- Opening Delimiter -

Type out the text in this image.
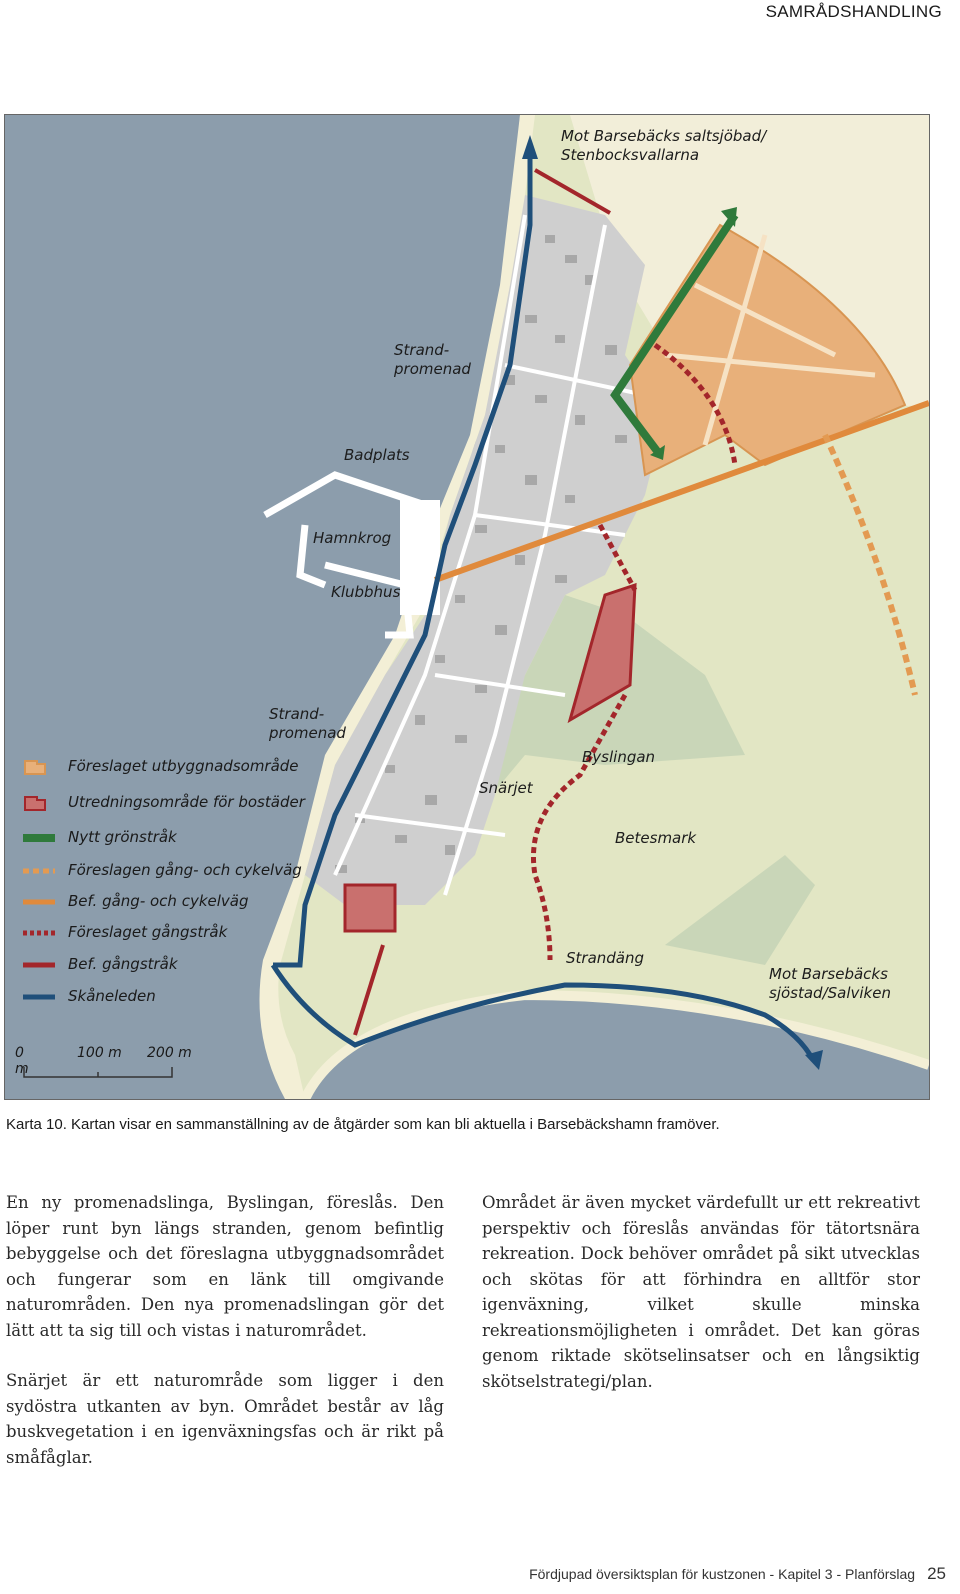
SAMRÅDSHANDLING
Mot Barsebäcks saltsjöbad/
Stenbocksvallarna
Strand-
promenad
Badplats
Hamnkrog
Klubbhus
Strand-
promenad
Snärjet
Byslingan
Betesmark
Strandäng
Mot Barsebäcks
sjöstad/Salviken
Föreslaget utbyggnadsområde
Utredningsområde för bostäder
Nytt grönstråk
Föreslagen gång- och cykelväg
Bef. gång- och cykelväg
Föreslaget gångstråk
Bef. gångstråk
Skåneleden
0 m
100 m 200 m
Karta 10. Kartan visar en sammanställning av de åtgärder som kan bli aktuella i Barsebäckshamn framöver.

En ny promenadslinga, Byslingan, föreslås. Den löper runt byn längs stranden, genom befintlig bebyggelse och det föreslagna utbyggnadsområdet och fungerar som en länk till omgivande naturområden. Den nya promenadslingan gör det lätt att ta sig till och vistas i naturområdet.

Snärjet är ett naturområde som ligger i den sydöstra utkanten av byn. Området består av låg buskvegetation i en igenväxningsfas och är rikt på småfåglar.

Området är även mycket värdefullt ur ett rekreativt perspektiv och föreslås användas för tätortsnära rekreation. Dock behöver området på sikt utvecklas och skötas för att förhindra en alltför stor igenväxning, vilket skulle minska rekreationsmöjligheten i området. Det kan göras genom riktade skötselinsatser och en långsiktig skötselstrategi/plan.

Fördjupad översiktsplan för kustzonen - Kapitel 3 - Planförslag 25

- Closing Delimiter -

What to do: In the entries above, find each line with "Snärjet" and list it.

Answer for the task:
Snärjet
Snärjet är ett naturområde som ligger i den sydöstra utkanten av byn. Området består av låg buskvegetation i en igenväxningsfas och är rikt på småfåglar.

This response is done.